- The problem: All of the material below is to be retyped exactly.

[Figure data in JSON]
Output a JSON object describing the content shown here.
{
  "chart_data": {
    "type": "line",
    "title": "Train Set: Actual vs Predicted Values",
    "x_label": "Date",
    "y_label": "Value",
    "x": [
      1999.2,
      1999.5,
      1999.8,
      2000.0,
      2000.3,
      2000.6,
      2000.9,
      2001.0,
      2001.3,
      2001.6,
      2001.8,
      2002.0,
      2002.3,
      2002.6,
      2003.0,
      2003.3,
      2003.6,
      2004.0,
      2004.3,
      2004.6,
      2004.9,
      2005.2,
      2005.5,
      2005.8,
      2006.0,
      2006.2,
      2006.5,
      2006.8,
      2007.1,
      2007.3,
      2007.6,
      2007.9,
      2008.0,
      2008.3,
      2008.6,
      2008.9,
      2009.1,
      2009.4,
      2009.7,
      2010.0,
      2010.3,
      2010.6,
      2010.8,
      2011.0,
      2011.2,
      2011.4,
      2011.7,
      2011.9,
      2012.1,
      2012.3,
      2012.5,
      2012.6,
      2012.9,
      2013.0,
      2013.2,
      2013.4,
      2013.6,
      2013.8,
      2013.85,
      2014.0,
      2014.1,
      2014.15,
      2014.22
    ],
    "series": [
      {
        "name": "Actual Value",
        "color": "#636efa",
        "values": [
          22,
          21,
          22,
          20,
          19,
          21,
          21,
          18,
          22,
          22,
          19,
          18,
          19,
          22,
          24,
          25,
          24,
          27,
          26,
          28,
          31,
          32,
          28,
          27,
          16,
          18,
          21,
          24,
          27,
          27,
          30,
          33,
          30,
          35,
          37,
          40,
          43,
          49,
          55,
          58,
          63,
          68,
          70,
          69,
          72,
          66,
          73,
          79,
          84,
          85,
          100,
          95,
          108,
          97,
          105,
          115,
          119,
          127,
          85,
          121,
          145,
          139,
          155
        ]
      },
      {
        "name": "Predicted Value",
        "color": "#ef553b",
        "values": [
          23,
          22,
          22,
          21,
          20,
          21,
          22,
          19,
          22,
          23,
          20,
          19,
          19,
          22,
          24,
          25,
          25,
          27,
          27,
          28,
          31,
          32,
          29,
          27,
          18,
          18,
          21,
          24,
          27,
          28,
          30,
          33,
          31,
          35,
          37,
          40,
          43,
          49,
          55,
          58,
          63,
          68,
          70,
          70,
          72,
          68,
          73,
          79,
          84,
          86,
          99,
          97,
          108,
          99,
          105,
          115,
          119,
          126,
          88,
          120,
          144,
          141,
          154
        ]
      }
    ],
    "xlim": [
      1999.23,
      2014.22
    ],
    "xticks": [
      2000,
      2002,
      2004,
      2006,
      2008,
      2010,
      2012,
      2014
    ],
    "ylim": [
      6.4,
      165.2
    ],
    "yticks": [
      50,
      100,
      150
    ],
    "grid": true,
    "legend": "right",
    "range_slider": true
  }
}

- Completed exercise:
Output a JSON object describing the content shown here.
{
  "chart_data": {
    "type": "line",
    "title": "Train Set: Actual vs Predicted Values",
    "x_label": "Date",
    "y_label": "Value",
    "x": [
      1999.2,
      1999.5,
      1999.8,
      2000.0,
      2000.3,
      2000.6,
      2000.9,
      2001.0,
      2001.3,
      2001.6,
      2001.8,
      2002.0,
      2002.3,
      2002.6,
      2003.0,
      2003.3,
      2003.6,
      2004.0,
      2004.3,
      2004.6,
      2004.9,
      2005.2,
      2005.5,
      2005.8,
      2006.0,
      2006.2,
      2006.5,
      2006.8,
      2007.1,
      2007.3,
      2007.6,
      2007.9,
      2008.0,
      2008.3,
      2008.6,
      2008.9,
      2009.1,
      2009.4,
      2009.7,
      2010.0,
      2010.3,
      2010.6,
      2010.8,
      2011.0,
      2011.2,
      2011.4,
      2011.7,
      2011.9,
      2012.1,
      2012.3,
      2012.5,
      2012.6,
      2012.9,
      2013.0,
      2013.2,
      2013.4,
      2013.6,
      2013.8,
      2013.85,
      2014.0,
      2014.1,
      2014.15,
      2014.22
    ],
    "series": [
      {
        "name": "Actual Value",
        "color": "#636efa",
        "values": [
          22,
          21,
          22,
          20,
          19,
          21,
          21,
          18,
          22,
          22,
          19,
          18,
          19,
          22,
          24,
          25,
          24,
          27,
          26,
          28,
          31,
          32,
          28,
          27,
          16,
          18,
          21,
          24,
          27,
          27,
          30,
          33,
          30,
          35,
          37,
          40,
          43,
          49,
          55,
          58,
          63,
          68,
          70,
          69,
          72,
          66,
          73,
          79,
          84,
          85,
          100,
          95,
          108,
          97,
          105,
          115,
          119,
          127,
          85,
          121,
          145,
          139,
          155
        ]
      },
      {
        "name": "Predicted Value",
        "color": "#ef553b",
        "values": [
          23,
          22,
          22,
          21,
          20,
          21,
          22,
          19,
          22,
          23,
          20,
          19,
          19,
          22,
          24,
          25,
          25,
          27,
          27,
          28,
          31,
          32,
          29,
          27,
          18,
          18,
          21,
          24,
          27,
          28,
          30,
          33,
          31,
          35,
          37,
          40,
          43,
          49,
          55,
          58,
          63,
          68,
          70,
          70,
          72,
          68,
          73,
          79,
          84,
          86,
          99,
          97,
          108,
          99,
          105,
          115,
          119,
          126,
          88,
          120,
          144,
          141,
          154
        ]
      }
    ],
    "xlim": [
      1999.23,
      2014.22
    ],
    "xticks": [
      2000,
      2002,
      2004,
      2006,
      2008,
      2010,
      2012,
      2014
    ],
    "ylim": [
      6.4,
      165.2
    ],
    "yticks": [
      50,
      100,
      150
    ],
    "grid": true,
    "legend": "right",
    "range_slider": true
  }
}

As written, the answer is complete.